Work to be completed:
Work out how many lines in the data hold the word "JSON", and reply with that number only.

Dataset rows:
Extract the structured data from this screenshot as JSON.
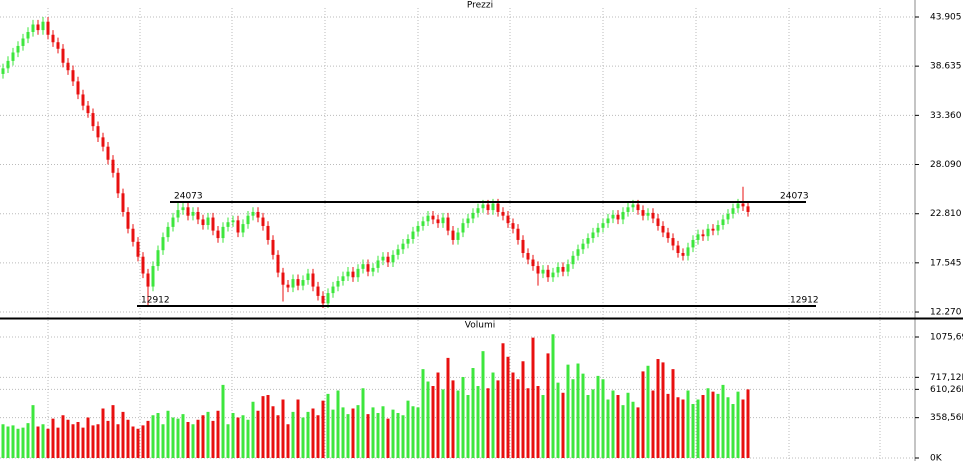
{
  "chart_data": [
    {
      "type": "candlestick",
      "title": "Prezzi",
      "open": [
        37.8,
        38.4,
        39.2,
        40.1,
        40.8,
        41.6,
        42.3,
        43.1,
        42.5,
        43.4,
        42.0,
        41.2,
        40.5,
        39.0,
        38.2,
        37.0,
        35.6,
        34.4,
        33.6,
        32.2,
        31.0,
        30.0,
        28.6,
        27.2,
        25.0,
        23.0,
        21.2,
        19.8,
        18.2,
        16.4,
        15.0,
        17.2,
        18.9,
        20.3,
        21.4,
        22.4,
        23.2,
        23.5,
        22.6,
        23.0,
        22.2,
        21.6,
        22.4,
        21.0,
        20.2,
        21.4,
        21.9,
        22.1,
        20.8,
        21.7,
        22.6,
        23.0,
        22.4,
        21.5,
        20.0,
        18.4,
        16.5,
        15.2,
        14.9,
        15.8,
        15.1,
        15.7,
        16.4,
        15.0,
        14.0,
        13.2,
        14.3,
        15.0,
        15.6,
        16.1,
        16.6,
        16.0,
        16.9,
        17.4,
        16.6,
        17.0,
        17.8,
        18.2,
        17.6,
        18.4,
        19.0,
        19.6,
        20.1,
        20.9,
        21.5,
        22.0,
        22.6,
        22.2,
        21.8,
        22.4,
        21.0,
        20.0,
        20.8,
        21.8,
        22.3,
        22.9,
        23.4,
        23.8,
        23.2,
        23.9,
        23.0,
        22.6,
        21.8,
        21.2,
        20.0,
        18.6,
        17.9,
        17.2,
        16.4,
        16.8,
        16.0,
        16.5,
        17.1,
        16.6,
        17.4,
        18.3,
        19.0,
        19.6,
        20.2,
        20.8,
        21.3,
        21.8,
        22.3,
        22.7,
        22.2,
        23.0,
        23.5,
        23.8,
        23.2,
        22.6,
        22.9,
        22.3,
        21.5,
        20.8,
        20.2,
        19.4,
        18.6,
        18.3,
        19.2,
        20.0,
        20.6,
        20.4,
        21.2,
        21.0,
        21.6,
        22.2,
        22.8,
        23.4,
        23.9,
        23.6
      ],
      "high": [
        38.9,
        39.7,
        40.6,
        41.3,
        42.1,
        42.8,
        43.6,
        43.6,
        43.9,
        43.9,
        42.5,
        41.7,
        41.0,
        39.5,
        38.7,
        37.5,
        36.1,
        34.9,
        34.1,
        32.7,
        31.5,
        30.5,
        29.1,
        27.7,
        25.5,
        23.5,
        21.7,
        20.3,
        18.7,
        16.9,
        17.7,
        19.4,
        20.8,
        21.9,
        22.9,
        24.1,
        24.1,
        24.0,
        23.5,
        23.5,
        22.7,
        22.9,
        22.9,
        21.5,
        21.9,
        22.4,
        22.6,
        22.6,
        22.2,
        23.1,
        23.5,
        23.5,
        22.9,
        22.0,
        20.5,
        18.9,
        17.0,
        15.7,
        16.3,
        16.3,
        16.2,
        16.9,
        16.9,
        15.5,
        14.5,
        14.8,
        15.5,
        16.1,
        16.6,
        17.1,
        17.1,
        17.4,
        17.9,
        17.9,
        17.5,
        18.3,
        18.7,
        18.7,
        18.9,
        19.5,
        20.1,
        20.6,
        21.4,
        22.0,
        22.5,
        23.1,
        23.1,
        22.7,
        22.9,
        22.9,
        21.5,
        21.3,
        22.3,
        22.8,
        23.4,
        23.9,
        24.3,
        24.3,
        24.4,
        24.4,
        23.5,
        23.1,
        22.3,
        21.7,
        20.5,
        19.1,
        18.4,
        17.7,
        17.3,
        17.3,
        17.0,
        17.6,
        17.6,
        17.9,
        18.8,
        19.5,
        20.1,
        20.7,
        21.3,
        21.8,
        22.3,
        22.8,
        23.2,
        23.2,
        23.5,
        24.0,
        24.3,
        24.3,
        23.7,
        23.4,
        23.4,
        22.8,
        22.0,
        21.3,
        20.7,
        19.9,
        19.1,
        19.7,
        20.5,
        21.1,
        21.1,
        21.7,
        21.7,
        22.1,
        22.7,
        23.3,
        23.9,
        24.4,
        25.7,
        24.1
      ],
      "low": [
        37.3,
        37.9,
        38.7,
        39.6,
        40.3,
        41.1,
        41.8,
        42.0,
        42.0,
        41.5,
        40.7,
        40.0,
        38.5,
        37.7,
        36.5,
        35.1,
        33.9,
        33.1,
        31.7,
        30.5,
        29.5,
        28.1,
        26.7,
        24.5,
        22.5,
        20.7,
        19.3,
        17.7,
        15.9,
        12.9,
        14.5,
        16.7,
        18.4,
        19.8,
        20.9,
        21.9,
        22.7,
        22.1,
        22.1,
        21.7,
        21.1,
        21.1,
        20.5,
        19.7,
        19.7,
        20.9,
        21.4,
        20.3,
        20.3,
        21.2,
        22.1,
        21.9,
        21.0,
        19.5,
        17.9,
        16.0,
        13.4,
        14.4,
        14.4,
        14.6,
        14.6,
        15.2,
        14.5,
        13.5,
        12.7,
        12.7,
        13.8,
        14.5,
        15.1,
        15.6,
        15.5,
        15.5,
        16.4,
        16.1,
        16.1,
        16.5,
        17.3,
        17.1,
        17.1,
        17.9,
        18.5,
        19.1,
        19.6,
        20.4,
        21.0,
        21.5,
        21.7,
        21.3,
        21.3,
        20.5,
        19.5,
        19.5,
        20.3,
        21.3,
        21.8,
        22.4,
        22.9,
        22.7,
        22.7,
        22.5,
        22.1,
        21.3,
        20.7,
        19.5,
        18.1,
        17.4,
        16.7,
        15.1,
        15.9,
        15.5,
        15.5,
        16.0,
        16.1,
        16.1,
        16.9,
        17.8,
        18.5,
        19.1,
        19.7,
        20.3,
        20.8,
        21.3,
        21.8,
        21.7,
        21.7,
        22.5,
        23.0,
        22.7,
        22.1,
        22.1,
        21.8,
        21.0,
        20.3,
        19.7,
        18.9,
        18.1,
        17.8,
        17.8,
        18.7,
        19.5,
        19.9,
        19.9,
        20.5,
        20.5,
        21.1,
        21.7,
        22.3,
        22.9,
        23.1,
        22.5
      ],
      "close": [
        38.4,
        39.2,
        40.1,
        40.8,
        41.6,
        42.3,
        43.1,
        42.5,
        43.4,
        42.0,
        41.2,
        40.5,
        39.0,
        38.2,
        37.0,
        35.6,
        34.4,
        33.6,
        32.2,
        31.0,
        30.0,
        28.6,
        27.2,
        25.0,
        23.0,
        21.2,
        19.8,
        18.2,
        16.4,
        15.0,
        17.2,
        18.9,
        20.3,
        21.4,
        22.4,
        23.2,
        23.5,
        22.6,
        23.0,
        22.2,
        21.6,
        22.4,
        21.0,
        20.2,
        21.4,
        21.9,
        22.1,
        20.8,
        21.7,
        22.6,
        23.0,
        22.4,
        21.5,
        20.0,
        18.4,
        16.5,
        15.2,
        14.9,
        15.8,
        15.1,
        15.7,
        16.4,
        15.0,
        14.0,
        13.2,
        14.3,
        15.0,
        15.6,
        16.1,
        16.6,
        16.0,
        16.9,
        17.4,
        16.6,
        17.0,
        17.8,
        18.2,
        17.6,
        18.4,
        19.0,
        19.6,
        20.1,
        20.9,
        21.5,
        22.0,
        22.6,
        22.2,
        21.8,
        22.4,
        21.0,
        20.0,
        20.8,
        21.8,
        22.3,
        22.9,
        23.4,
        23.8,
        23.2,
        23.9,
        23.0,
        22.6,
        21.8,
        21.2,
        20.0,
        18.6,
        17.9,
        17.2,
        16.4,
        16.8,
        16.0,
        16.5,
        17.1,
        16.6,
        17.4,
        18.3,
        19.0,
        19.6,
        20.2,
        20.8,
        21.3,
        21.8,
        22.3,
        22.7,
        22.2,
        23.0,
        23.5,
        23.8,
        23.2,
        22.6,
        22.9,
        22.3,
        21.5,
        20.8,
        20.2,
        19.4,
        18.6,
        18.3,
        19.2,
        20.0,
        20.6,
        20.4,
        21.2,
        21.0,
        21.6,
        22.2,
        22.8,
        23.4,
        23.9,
        23.6,
        23.0
      ],
      "up_color": "#3ee63e",
      "down_color": "#e81010",
      "ylim": [
        11.63,
        44.87
      ],
      "yticks": [
        {
          "value": 12.27,
          "label": "12.270"
        },
        17.545,
        {
          "value": 22.81,
          "label": "22.810"
        },
        {
          "value": 28.09,
          "label": "28.090"
        },
        {
          "value": 33.36,
          "label": "33.360"
        },
        38.635,
        43.905
      ],
      "grid": true,
      "lines": [
        {
          "value": 24.073,
          "label": "24073"
        },
        {
          "value": 12.912,
          "label": "12912"
        }
      ]
    },
    {
      "type": "bar",
      "title": "Volumi",
      "values": [
        300,
        280,
        290,
        260,
        270,
        310,
        470,
        280,
        300,
        260,
        350,
        270,
        380,
        340,
        300,
        320,
        270,
        360,
        290,
        300,
        440,
        330,
        470,
        300,
        410,
        340,
        280,
        260,
        290,
        330,
        380,
        400,
        300,
        420,
        360,
        350,
        390,
        320,
        300,
        340,
        380,
        410,
        330,
        420,
        650,
        300,
        400,
        360,
        380,
        340,
        500,
        420,
        550,
        560,
        460,
        380,
        520,
        300,
        410,
        520,
        360,
        410,
        440,
        380,
        510,
        570,
        430,
        600,
        450,
        390,
        440,
        470,
        620,
        390,
        450,
        400,
        460,
        350,
        430,
        400,
        380,
        510,
        460,
        450,
        790,
        680,
        640,
        760,
        610,
        890,
        690,
        600,
        720,
        560,
        800,
        640,
        950,
        620,
        760,
        690,
        1020,
        900,
        760,
        700,
        860,
        620,
        1070,
        640,
        560,
        930,
        1100,
        670,
        580,
        830,
        700,
        840,
        750,
        560,
        610,
        730,
        700,
        520,
        600,
        560,
        470,
        580,
        500,
        450,
        770,
        820,
        600,
        880,
        850,
        570,
        790,
        540,
        520,
        600,
        480,
        520,
        560,
        620,
        590,
        570,
        650,
        540,
        480,
        590,
        520,
        610
      ],
      "up_color": "#3ee63e",
      "down_color": "#e81010",
      "ylim": [
        0,
        1138
      ],
      "yticks": [
        {
          "value": 0,
          "label": "0K"
        },
        {
          "value": 358.56,
          "label": "358,56K"
        },
        {
          "value": 610.26,
          "label": "610,26K"
        },
        {
          "value": 717.12,
          "label": "717,12K"
        },
        {
          "value": 1075.69,
          "label": "1075,69K"
        }
      ],
      "grid": true
    }
  ]
}
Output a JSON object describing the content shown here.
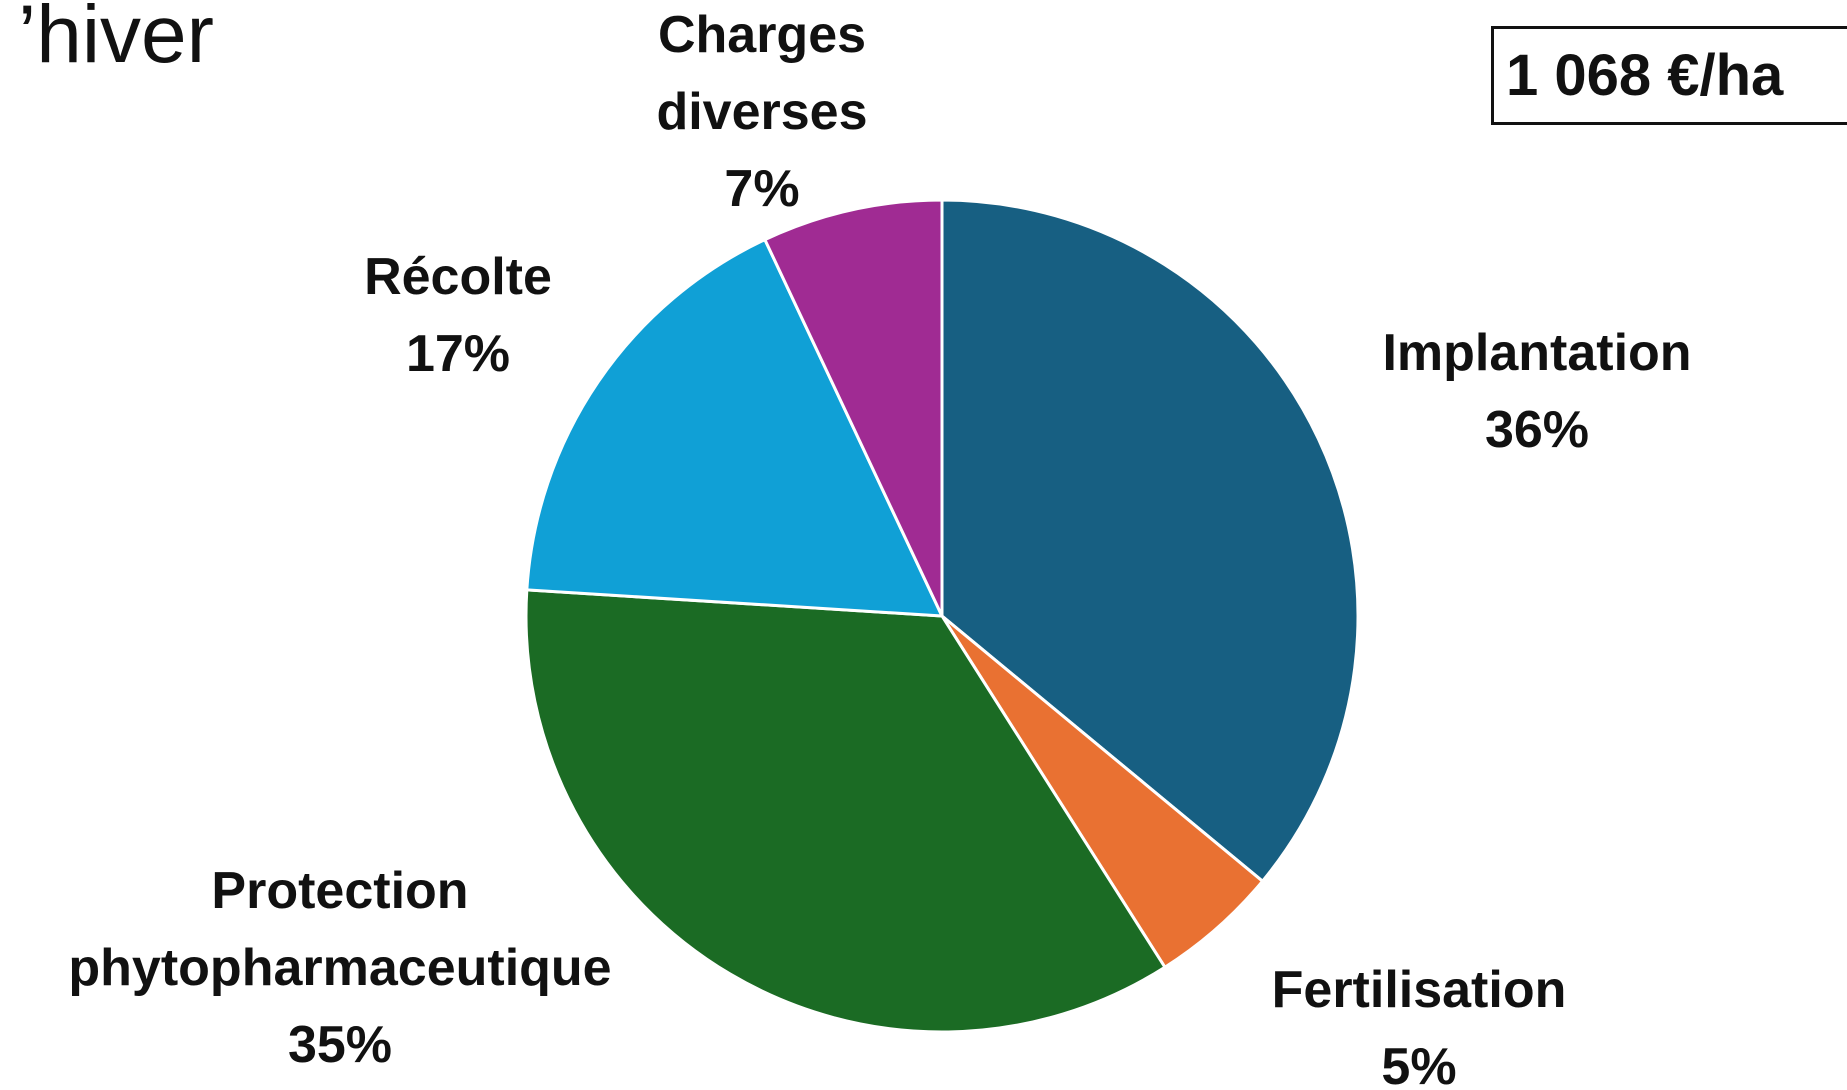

Result for this exercise:
2